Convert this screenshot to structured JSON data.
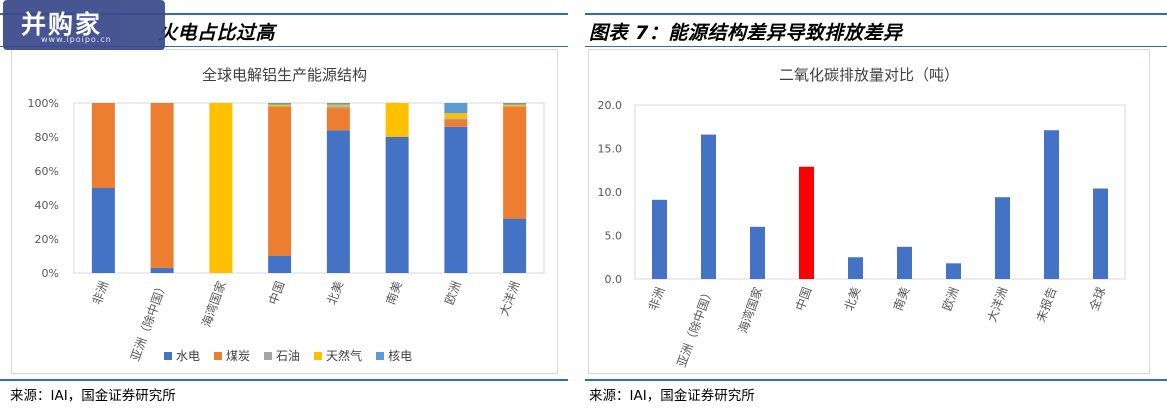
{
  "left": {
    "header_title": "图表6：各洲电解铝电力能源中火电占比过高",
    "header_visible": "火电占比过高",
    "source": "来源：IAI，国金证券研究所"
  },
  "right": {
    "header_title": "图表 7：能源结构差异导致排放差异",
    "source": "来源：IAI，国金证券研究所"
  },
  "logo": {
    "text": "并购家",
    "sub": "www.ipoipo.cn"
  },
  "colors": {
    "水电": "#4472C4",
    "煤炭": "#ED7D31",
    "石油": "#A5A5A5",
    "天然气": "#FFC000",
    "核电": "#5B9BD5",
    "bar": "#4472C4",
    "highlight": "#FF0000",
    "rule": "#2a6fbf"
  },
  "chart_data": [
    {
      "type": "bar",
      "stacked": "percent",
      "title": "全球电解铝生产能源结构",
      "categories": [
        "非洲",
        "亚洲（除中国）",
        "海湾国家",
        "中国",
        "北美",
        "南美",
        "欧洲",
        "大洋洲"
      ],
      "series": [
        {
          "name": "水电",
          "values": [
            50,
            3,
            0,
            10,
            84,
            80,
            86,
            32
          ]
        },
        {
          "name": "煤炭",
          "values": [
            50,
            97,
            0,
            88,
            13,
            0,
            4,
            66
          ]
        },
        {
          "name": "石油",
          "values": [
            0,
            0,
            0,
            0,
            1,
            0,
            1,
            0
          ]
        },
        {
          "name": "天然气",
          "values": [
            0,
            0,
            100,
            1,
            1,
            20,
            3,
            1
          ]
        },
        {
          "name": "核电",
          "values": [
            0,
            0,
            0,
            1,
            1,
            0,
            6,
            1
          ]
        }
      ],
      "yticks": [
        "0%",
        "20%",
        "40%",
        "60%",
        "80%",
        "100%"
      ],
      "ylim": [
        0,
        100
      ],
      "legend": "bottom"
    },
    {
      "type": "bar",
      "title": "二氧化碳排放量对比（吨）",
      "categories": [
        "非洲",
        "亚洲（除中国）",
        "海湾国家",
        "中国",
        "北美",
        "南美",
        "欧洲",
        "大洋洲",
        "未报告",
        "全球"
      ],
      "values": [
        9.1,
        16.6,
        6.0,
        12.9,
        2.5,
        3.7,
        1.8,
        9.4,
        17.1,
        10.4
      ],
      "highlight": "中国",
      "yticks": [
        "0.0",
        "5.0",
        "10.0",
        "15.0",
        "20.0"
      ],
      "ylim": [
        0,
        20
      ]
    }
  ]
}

##############################

> _What you need to do_
Select all lines in the listing that include the word "name".

> _Task answer_
          "name": "水电",
          "name": "煤炭",
          "name": "石油",
          "name": "天然气",
          "name": "核电",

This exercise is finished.